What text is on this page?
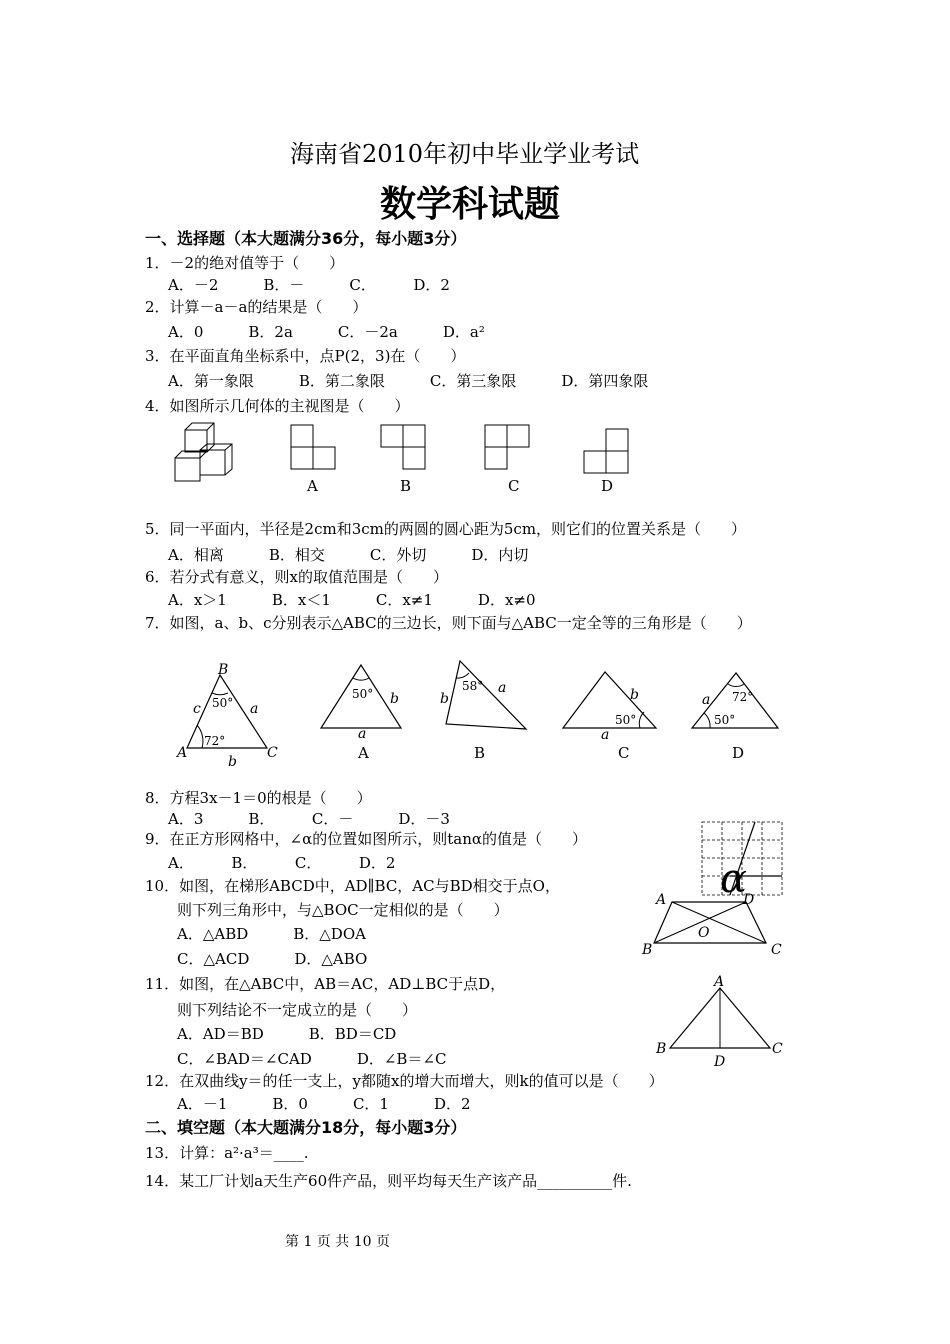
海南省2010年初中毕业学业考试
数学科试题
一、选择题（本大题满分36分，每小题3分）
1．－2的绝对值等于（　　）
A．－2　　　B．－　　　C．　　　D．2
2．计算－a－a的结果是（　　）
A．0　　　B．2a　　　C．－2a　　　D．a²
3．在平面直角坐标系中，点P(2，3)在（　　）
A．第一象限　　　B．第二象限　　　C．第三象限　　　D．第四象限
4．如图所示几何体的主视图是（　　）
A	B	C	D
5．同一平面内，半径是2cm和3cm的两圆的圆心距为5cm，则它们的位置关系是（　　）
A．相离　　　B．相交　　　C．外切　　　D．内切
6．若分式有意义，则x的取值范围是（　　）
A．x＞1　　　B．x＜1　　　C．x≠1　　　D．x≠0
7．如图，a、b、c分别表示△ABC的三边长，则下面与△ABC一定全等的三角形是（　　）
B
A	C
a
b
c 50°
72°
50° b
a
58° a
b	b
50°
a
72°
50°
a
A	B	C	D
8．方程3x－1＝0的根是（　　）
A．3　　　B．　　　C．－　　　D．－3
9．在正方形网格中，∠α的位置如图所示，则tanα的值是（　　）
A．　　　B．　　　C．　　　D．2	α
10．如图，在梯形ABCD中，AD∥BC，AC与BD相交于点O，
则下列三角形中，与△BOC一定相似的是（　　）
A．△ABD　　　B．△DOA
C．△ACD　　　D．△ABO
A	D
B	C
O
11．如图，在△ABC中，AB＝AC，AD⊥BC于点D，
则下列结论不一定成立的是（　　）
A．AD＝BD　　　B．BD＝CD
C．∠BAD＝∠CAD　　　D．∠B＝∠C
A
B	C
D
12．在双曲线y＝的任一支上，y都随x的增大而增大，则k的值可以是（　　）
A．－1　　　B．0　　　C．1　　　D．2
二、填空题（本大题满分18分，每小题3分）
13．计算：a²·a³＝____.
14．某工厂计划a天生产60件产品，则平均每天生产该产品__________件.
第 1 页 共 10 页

## Aim
Leave the pictures out and write out every entry exactly as given.

## Written reply
What text is on this page?
海南省2010年初中毕业学业考试
数学科试题
一、选择题（本大题满分36分，每小题3分）
1．－2的绝对值等于（　　）
A．－2　　　B．－　　　C．　　　D．2
2．计算－a－a的结果是（　　）
A．0　　　B．2a　　　C．－2a　　　D．a²
3．在平面直角坐标系中，点P(2，3)在（　　）
A．第一象限　　　B．第二象限　　　C．第三象限　　　D．第四象限
4．如图所示几何体的主视图是（　　）
A	B	C	D
5．同一平面内，半径是2cm和3cm的两圆的圆心距为5cm，则它们的位置关系是（　　）
A．相离　　　B．相交　　　C．外切　　　D．内切
6．若分式有意义，则x的取值范围是（　　）
A．x＞1　　　B．x＜1　　　C．x≠1　　　D．x≠0
7．如图，a、b、c分别表示△ABC的三边长，则下面与△ABC一定全等的三角形是（　　）
B
A	C
a
b
c 50°
72°
50° b
a
58° a
b	b
50°
a
72°
50°
a
A	B	C	D
8．方程3x－1＝0的根是（　　）
A．3　　　B．　　　C．－　　　D．－3
9．在正方形网格中，∠α的位置如图所示，则tanα的值是（　　）
A．　　　B．　　　C．　　　D．2	α
10．如图，在梯形ABCD中，AD∥BC，AC与BD相交于点O，
则下列三角形中，与△BOC一定相似的是（　　）
A．△ABD　　　B．△DOA
C．△ACD　　　D．△ABO
A	D
B	C
O
11．如图，在△ABC中，AB＝AC，AD⊥BC于点D，
则下列结论不一定成立的是（　　）
A．AD＝BD　　　B．BD＝CD
C．∠BAD＝∠CAD　　　D．∠B＝∠C
A
B	C
D
12．在双曲线y＝的任一支上，y都随x的增大而增大，则k的值可以是（　　）
A．－1　　　B．0　　　C．1　　　D．2
二、填空题（本大题满分18分，每小题3分）
13．计算：a²·a³＝____.
14．某工厂计划a天生产60件产品，则平均每天生产该产品__________件.
第 1 页 共 10 页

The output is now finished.